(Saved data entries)
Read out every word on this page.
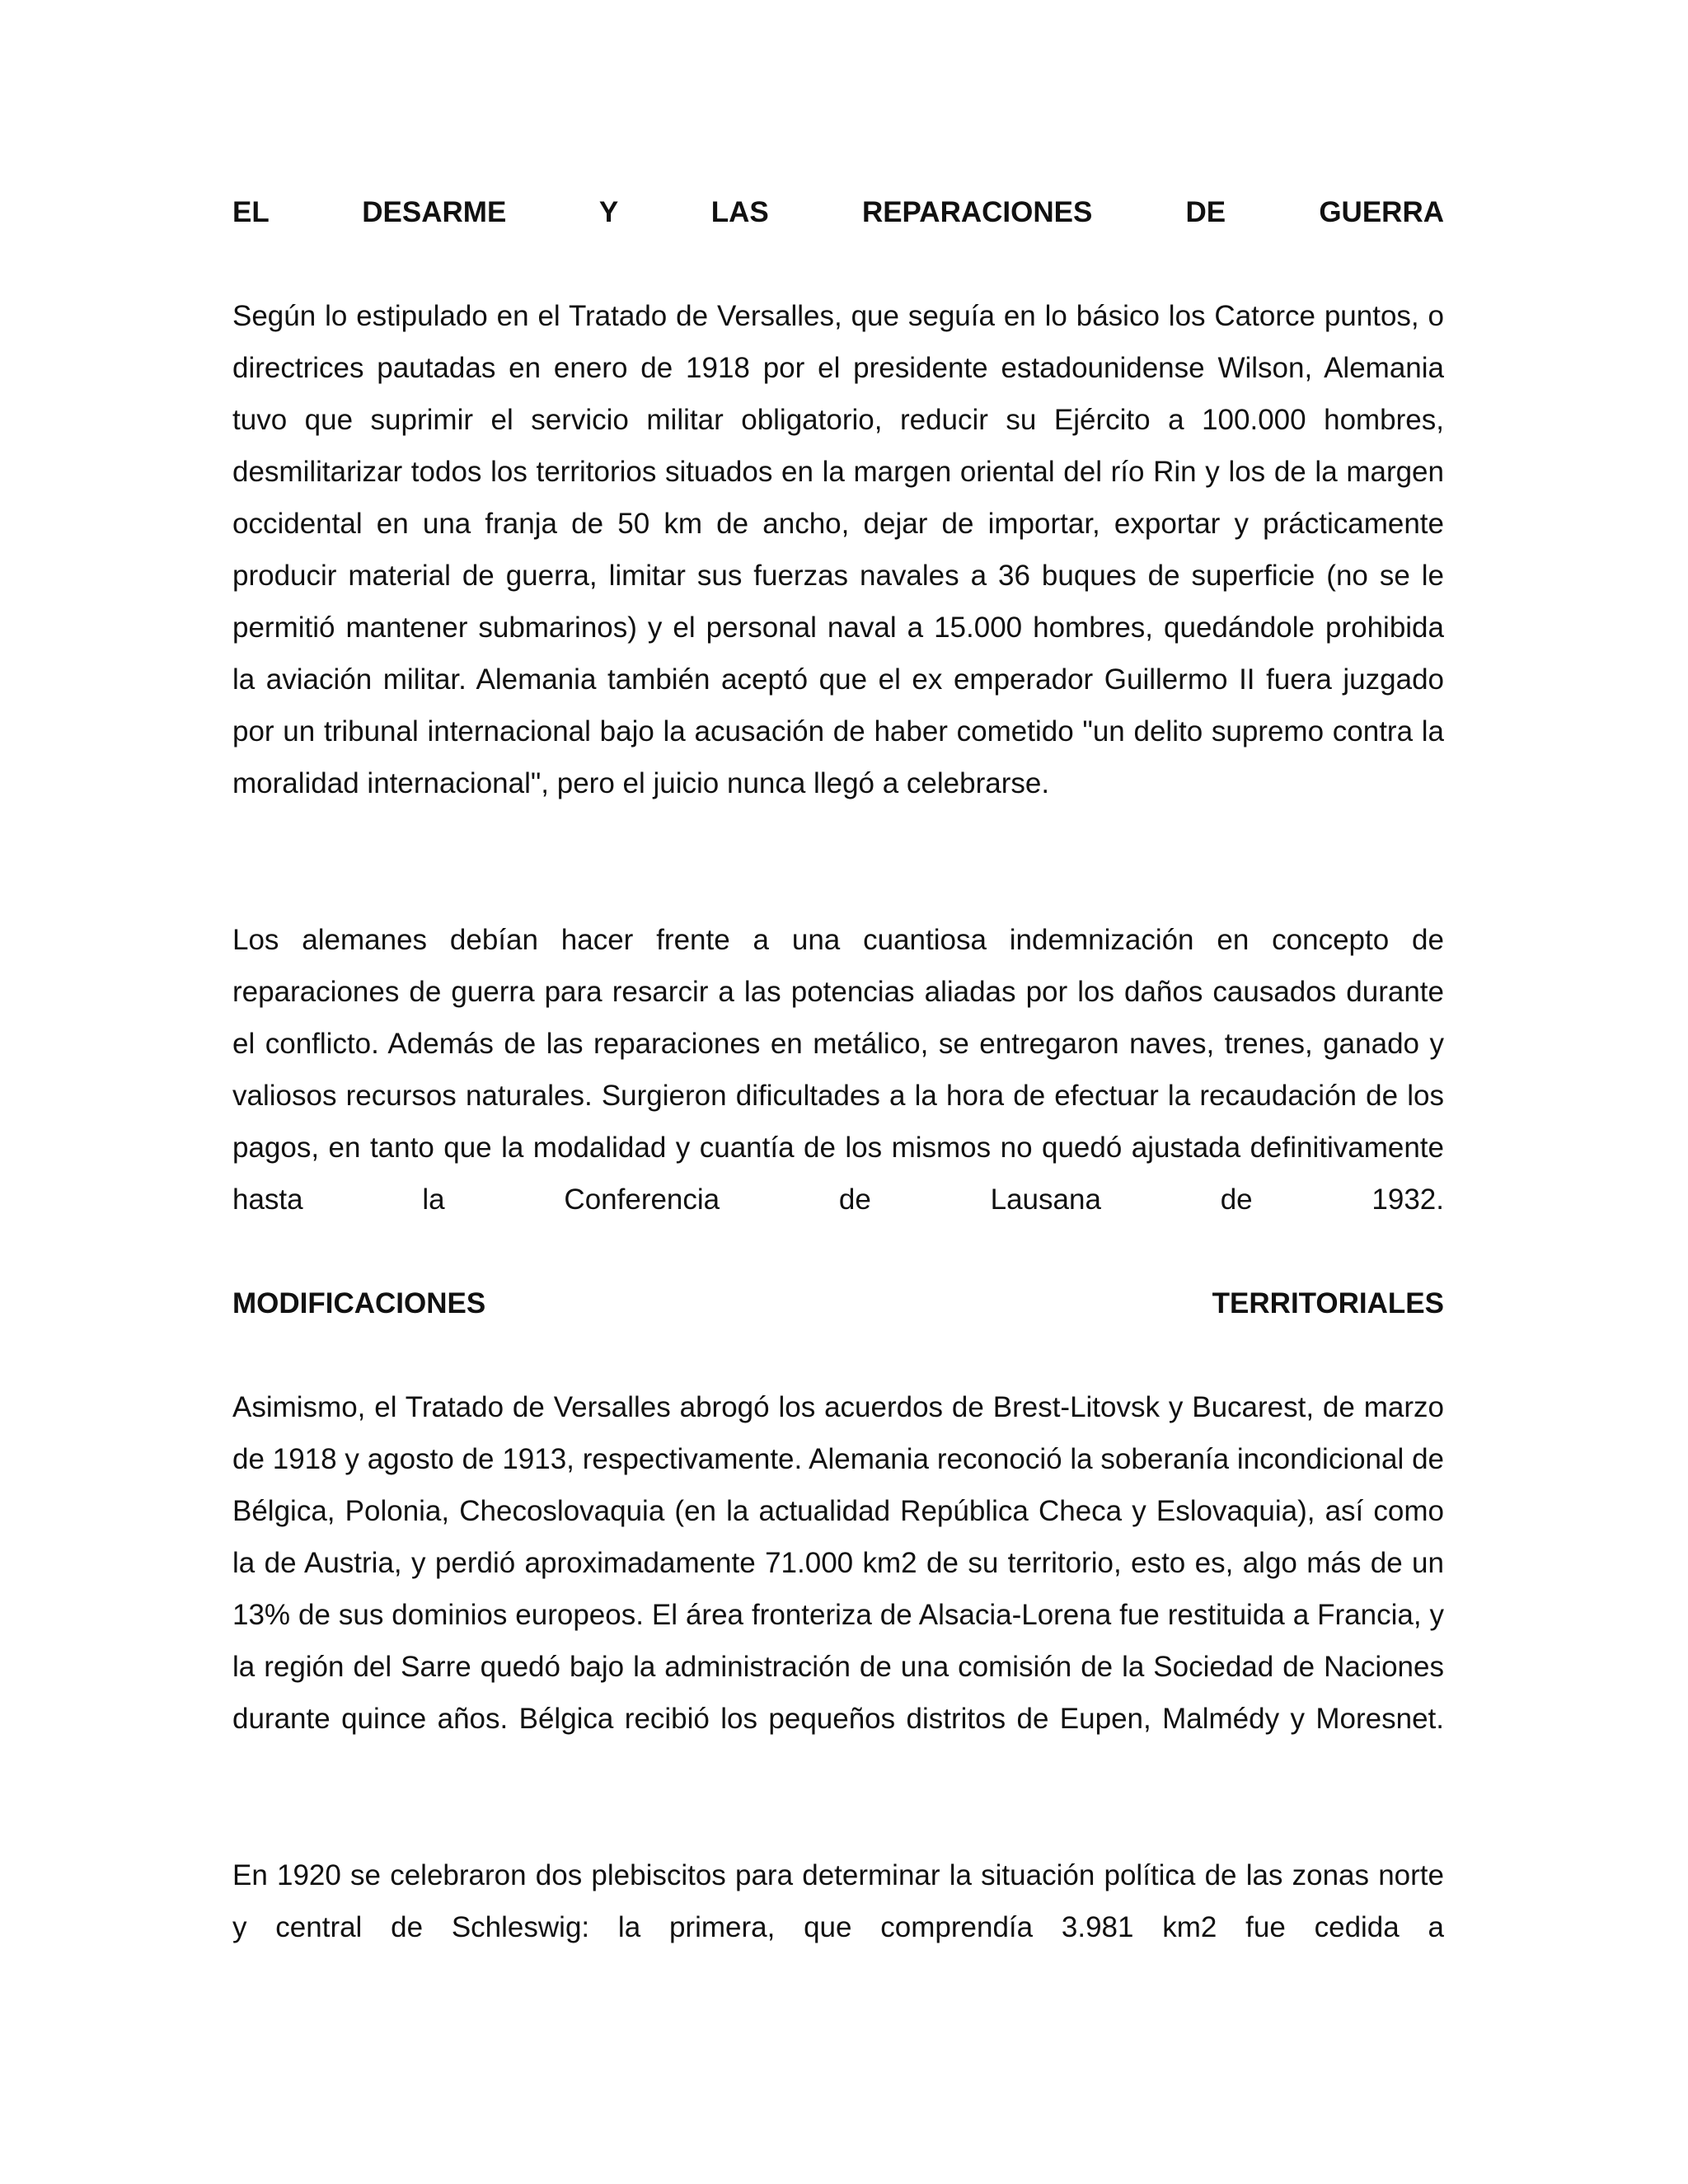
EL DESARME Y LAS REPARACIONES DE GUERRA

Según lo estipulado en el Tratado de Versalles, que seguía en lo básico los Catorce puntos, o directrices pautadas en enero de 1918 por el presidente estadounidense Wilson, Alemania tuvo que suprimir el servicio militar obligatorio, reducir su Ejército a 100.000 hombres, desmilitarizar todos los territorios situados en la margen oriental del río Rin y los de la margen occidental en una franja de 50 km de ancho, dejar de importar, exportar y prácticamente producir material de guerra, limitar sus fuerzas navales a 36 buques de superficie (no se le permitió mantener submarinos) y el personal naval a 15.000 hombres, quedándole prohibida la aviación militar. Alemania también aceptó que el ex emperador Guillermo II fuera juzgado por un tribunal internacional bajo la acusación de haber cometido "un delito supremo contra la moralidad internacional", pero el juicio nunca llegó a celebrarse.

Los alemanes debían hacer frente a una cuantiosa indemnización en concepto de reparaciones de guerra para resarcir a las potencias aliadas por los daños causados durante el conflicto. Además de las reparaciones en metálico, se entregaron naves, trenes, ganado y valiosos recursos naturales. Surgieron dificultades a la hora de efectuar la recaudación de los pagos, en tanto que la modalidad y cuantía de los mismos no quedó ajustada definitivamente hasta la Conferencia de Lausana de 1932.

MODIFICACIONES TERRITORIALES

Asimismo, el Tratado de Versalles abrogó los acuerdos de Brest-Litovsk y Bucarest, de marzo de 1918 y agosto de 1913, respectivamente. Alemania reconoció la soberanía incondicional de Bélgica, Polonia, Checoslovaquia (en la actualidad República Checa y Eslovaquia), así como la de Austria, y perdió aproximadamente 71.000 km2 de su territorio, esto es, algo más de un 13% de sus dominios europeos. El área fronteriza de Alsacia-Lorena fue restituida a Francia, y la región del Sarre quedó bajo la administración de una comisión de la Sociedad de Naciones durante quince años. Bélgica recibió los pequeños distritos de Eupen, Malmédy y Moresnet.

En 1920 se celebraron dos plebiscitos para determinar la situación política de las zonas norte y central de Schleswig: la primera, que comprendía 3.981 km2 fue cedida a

| WHAT THE TASK REQUIRES |
State the number of lines in this listing that contain the string "quedó", and add nothing else.

| EXERCISE RESULT |
2